**Your goal:** Of all the lines in the data below, how many contain "from"? Report that number alone.

(Extracted data entries)
>> START

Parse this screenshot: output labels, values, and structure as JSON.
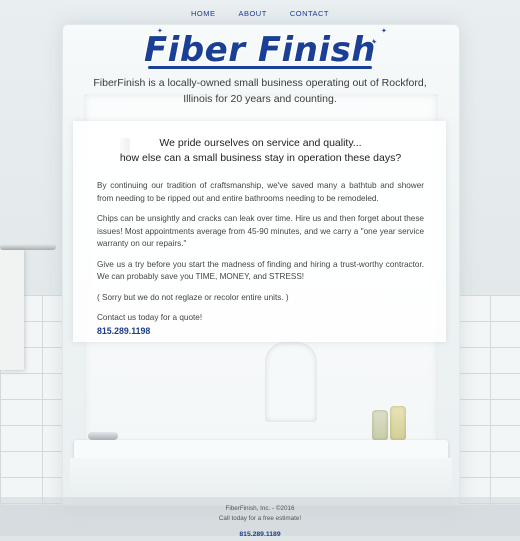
{
  "nav": {
    "items": [
      {
        "label": "HOME"
      },
      {
        "label": "ABOUT"
      },
      {
        "label": "CONTACT"
      }
    ]
  },
  "logo": {
    "text": "Fiber Finish"
  },
  "tagline": "FiberFinish is a locally-owned small business operating out of Rockford, Illinois for 20 years and counting.",
  "card": {
    "heading_line1": "We pride ourselves on service and quality...",
    "heading_line2": "how else can a small business stay in operation these days?",
    "paragraphs": [
      "By continuing our tradition of craftsmanship, we've saved many a bathtub and shower from needing to be ripped out and entire bathrooms needing to be remodeled.",
      "Chips can be unsightly and cracks can leak over time. Hire us and then forget about these issues! Most appointments average from 45-90 minutes, and we carry a \"one year service warranty on our repairs.\"",
      "Give us a try before you start the madness of finding and hiring a trust-worthy contractor. We can probably save you TIME, MONEY, and STRESS!",
      "( Sorry but we do not reglaze or recolor entire units. )"
    ],
    "contact_text": "Contact us today for a quote!",
    "phone": "815.289.1198"
  },
  "footer": {
    "copyright": "FiberFinish, Inc. - ©2016",
    "cta": "Call today for a free estimate!",
    "phone": "815.289.1189"
  },
  "colors": {
    "brand_blue": "#1b3f94",
    "text": "#444444"
  }
}
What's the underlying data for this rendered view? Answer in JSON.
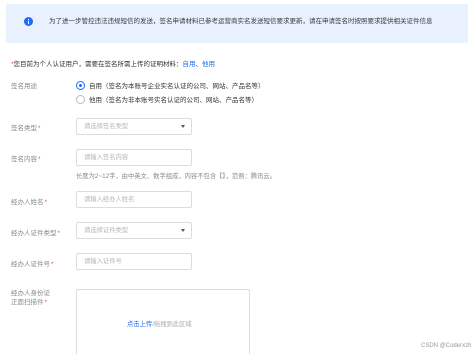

>> END

**Answer in full:** 2